* Direction: Set the listing down unchanged, minus every embedded image.
:: Provided data ::
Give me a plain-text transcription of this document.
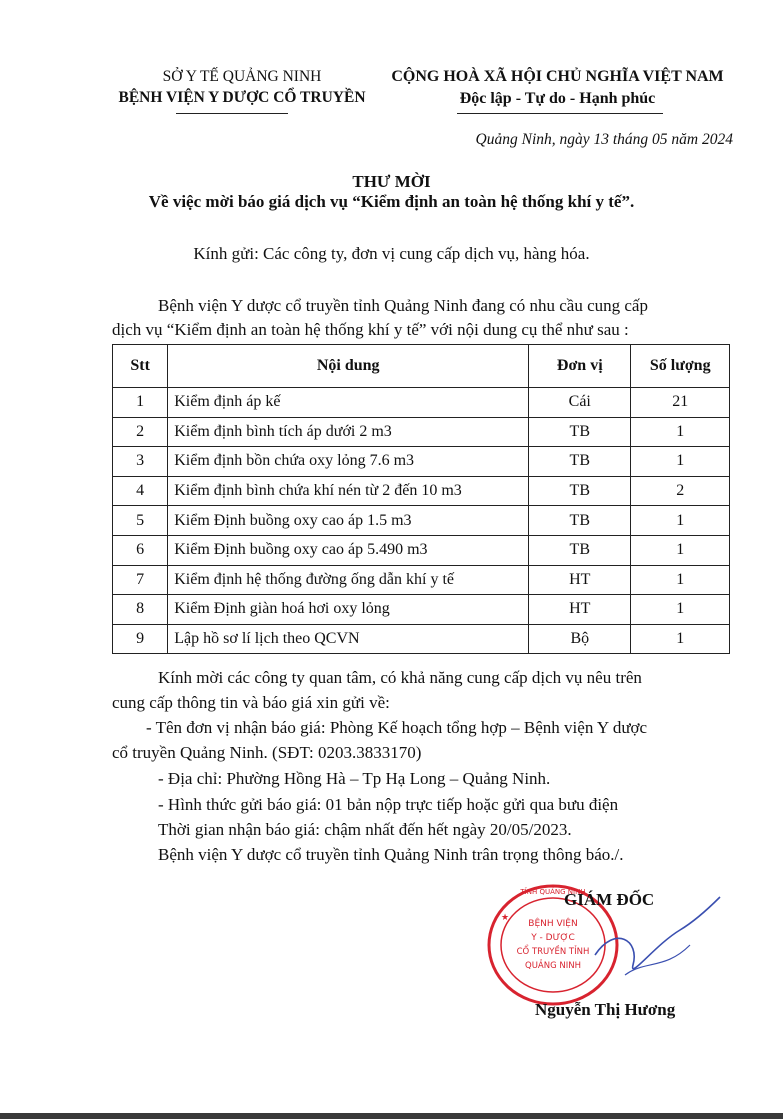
SỞ Y TẾ QUẢNG NINH
BỆNH VIỆN Y DƯỢC CỔ TRUYỀN
CỘNG HOÀ XÃ HỘI CHỦ NGHĨA VIỆT NAM
Độc lập - Tự do - Hạnh phúc
Quảng Ninh, ngày 13 tháng 05 năm 2024
THƯ MỜI
Về việc mời báo giá dịch vụ “Kiểm định an toàn hệ thống khí y tế”.
Kính gửi: Các công ty, đơn vị cung cấp dịch vụ, hàng hóa.
Bệnh viện Y dược cổ truyền tỉnh Quảng Ninh đang có nhu cầu cung cấp
dịch vụ “Kiểm định an toàn hệ thống khí y tế” với nội dung cụ thể như sau :
Stt	Nội dung	Đơn vị	Số lượng
1	Kiểm định áp kế	Cái	21
2	Kiểm định bình tích áp dưới 2 m3	TB	1
3	Kiểm định bồn chứa oxy lỏng 7.6 m3	TB	1
4	Kiểm định bình chứa khí nén từ 2 đến 10 m3	TB	2
5	Kiểm Định buồng oxy cao áp 1.5 m3	TB	1
6	Kiểm Định buồng oxy cao áp 5.490 m3	TB	1
7	Kiểm định hệ thống đường ống dẫn khí y tế	HT	1
8	Kiểm Định giàn hoá hơi oxy lỏng	HT	1
9	Lập hồ sơ lí lịch theo QCVN	Bộ	1
Kính mời các công ty quan tâm, có khả năng cung cấp dịch vụ nêu trên
cung cấp thông tin và báo giá xin gửi về:
- Tên đơn vị nhận báo giá: Phòng Kế hoạch tổng hợp – Bệnh viện Y dược
cổ truyền Quảng Ninh. (SĐT: 0203.3833170)
- Địa chỉ: Phường Hồng Hà – Tp Hạ Long – Quảng Ninh.
- Hình thức gửi báo giá: 01 bản nộp trực tiếp hoặc gửi qua bưu điện
Thời gian nhận báo giá: chậm nhất đến hết ngày 20/05/2023.
Bệnh viện Y dược cổ truyền tỉnh Quảng Ninh trân trọng thông báo./.
BỆNH VIỆN
Y - DƯỢC
CỔ TRUYỀN TỈNH
QUẢNG NINH
TỈNH QUẢNG NINH
★
GIÁM ĐỐC
Nguyễn Thị Hương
:::
* Exercise output:
Give me a plain-text transcription of this document.
SỞ Y TẾ QUẢNG NINH
BỆNH VIỆN Y DƯỢC CỔ TRUYỀN
CỘNG HOÀ XÃ HỘI CHỦ NGHĨA VIỆT NAM
Độc lập - Tự do - Hạnh phúc
Quảng Ninh, ngày 13 tháng 05 năm 2024
THƯ MỜI
Về việc mời báo giá dịch vụ “Kiểm định an toàn hệ thống khí y tế”.
Kính gửi: Các công ty, đơn vị cung cấp dịch vụ, hàng hóa.
Bệnh viện Y dược cổ truyền tỉnh Quảng Ninh đang có nhu cầu cung cấp
dịch vụ “Kiểm định an toàn hệ thống khí y tế” với nội dung cụ thể như sau :
Stt	Nội dung	Đơn vị	Số lượng
1	Kiểm định áp kế	Cái	21
2	Kiểm định bình tích áp dưới 2 m3	TB	1
3	Kiểm định bồn chứa oxy lỏng 7.6 m3	TB	1
4	Kiểm định bình chứa khí nén từ 2 đến 10 m3	TB	2
5	Kiểm Định buồng oxy cao áp 1.5 m3	TB	1
6	Kiểm Định buồng oxy cao áp 5.490 m3	TB	1
7	Kiểm định hệ thống đường ống dẫn khí y tế	HT	1
8	Kiểm Định giàn hoá hơi oxy lỏng	HT	1
9	Lập hồ sơ lí lịch theo QCVN	Bộ	1
Kính mời các công ty quan tâm, có khả năng cung cấp dịch vụ nêu trên
cung cấp thông tin và báo giá xin gửi về:
- Tên đơn vị nhận báo giá: Phòng Kế hoạch tổng hợp – Bệnh viện Y dược
cổ truyền Quảng Ninh. (SĐT: 0203.3833170)
- Địa chỉ: Phường Hồng Hà – Tp Hạ Long – Quảng Ninh.
- Hình thức gửi báo giá: 01 bản nộp trực tiếp hoặc gửi qua bưu điện
Thời gian nhận báo giá: chậm nhất đến hết ngày 20/05/2023.
Bệnh viện Y dược cổ truyền tỉnh Quảng Ninh trân trọng thông báo./.
BỆNH VIỆN
Y - DƯỢC
CỔ TRUYỀN TỈNH
QUẢNG NINH
TỈNH QUẢNG NINH
★
GIÁM ĐỐC
Nguyễn Thị Hương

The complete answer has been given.